Show all lines holding "this".
--------------------------------------------------
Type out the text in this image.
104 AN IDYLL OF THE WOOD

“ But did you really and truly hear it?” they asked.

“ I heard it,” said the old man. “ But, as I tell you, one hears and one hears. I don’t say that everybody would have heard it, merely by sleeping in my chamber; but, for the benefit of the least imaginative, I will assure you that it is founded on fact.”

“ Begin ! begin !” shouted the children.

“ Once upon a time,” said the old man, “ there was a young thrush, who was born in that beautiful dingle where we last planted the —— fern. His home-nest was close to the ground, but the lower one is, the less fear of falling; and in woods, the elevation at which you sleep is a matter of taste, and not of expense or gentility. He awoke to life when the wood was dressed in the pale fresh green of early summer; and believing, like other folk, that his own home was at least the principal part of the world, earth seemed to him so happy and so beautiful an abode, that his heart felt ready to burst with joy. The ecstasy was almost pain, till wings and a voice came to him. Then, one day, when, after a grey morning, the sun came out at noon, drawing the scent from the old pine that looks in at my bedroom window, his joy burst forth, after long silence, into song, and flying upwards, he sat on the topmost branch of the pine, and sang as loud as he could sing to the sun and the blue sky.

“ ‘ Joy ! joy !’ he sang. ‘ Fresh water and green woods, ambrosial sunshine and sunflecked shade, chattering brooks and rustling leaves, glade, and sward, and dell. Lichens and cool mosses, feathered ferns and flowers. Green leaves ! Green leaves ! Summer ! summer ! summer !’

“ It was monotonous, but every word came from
--------------------------------------------------
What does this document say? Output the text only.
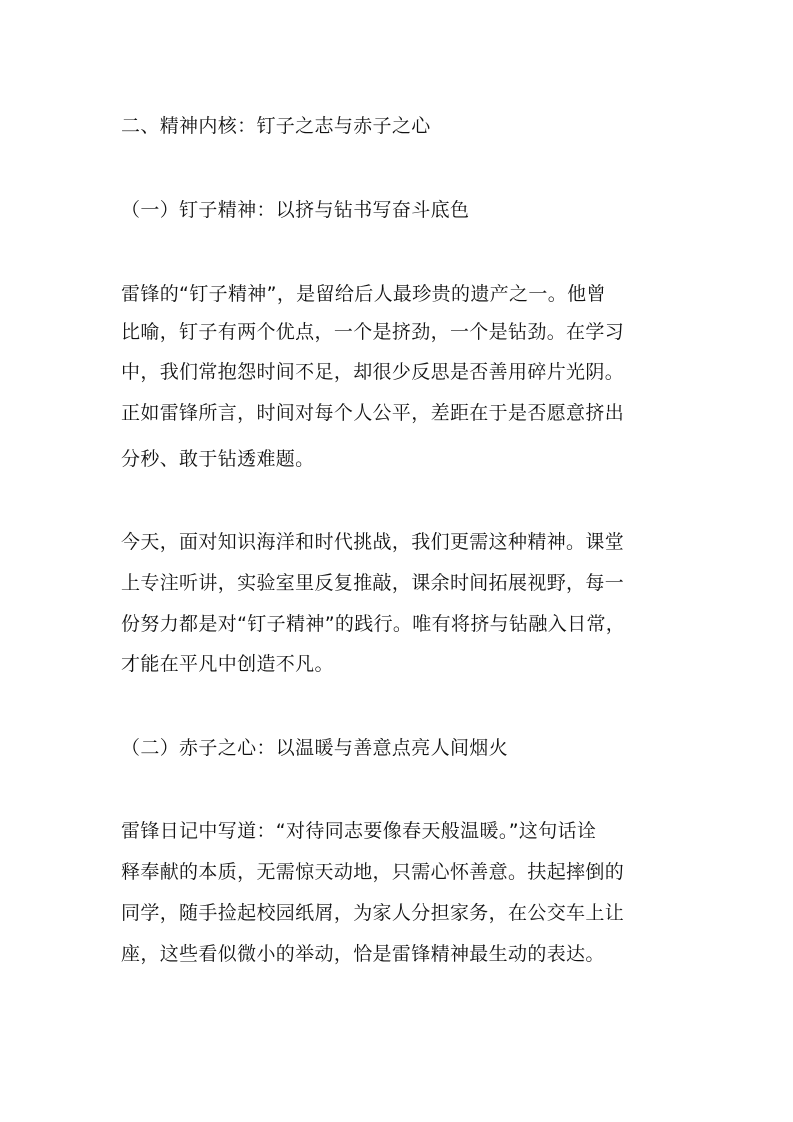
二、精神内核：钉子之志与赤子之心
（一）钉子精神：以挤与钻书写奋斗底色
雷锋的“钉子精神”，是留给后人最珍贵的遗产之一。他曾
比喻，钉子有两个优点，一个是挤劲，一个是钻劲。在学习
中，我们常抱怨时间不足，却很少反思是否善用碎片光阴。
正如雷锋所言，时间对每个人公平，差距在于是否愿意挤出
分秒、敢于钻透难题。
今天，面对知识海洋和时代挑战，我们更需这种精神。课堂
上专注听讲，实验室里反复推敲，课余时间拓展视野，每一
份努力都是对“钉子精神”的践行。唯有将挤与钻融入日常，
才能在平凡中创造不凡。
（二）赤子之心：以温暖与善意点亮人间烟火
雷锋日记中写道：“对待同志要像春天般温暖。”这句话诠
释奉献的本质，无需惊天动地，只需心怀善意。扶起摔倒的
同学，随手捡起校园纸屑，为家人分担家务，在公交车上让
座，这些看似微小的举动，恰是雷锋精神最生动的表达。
--------------------------------------------------
Expected output
Type out the text in this image.
What does this document say? Output the text only.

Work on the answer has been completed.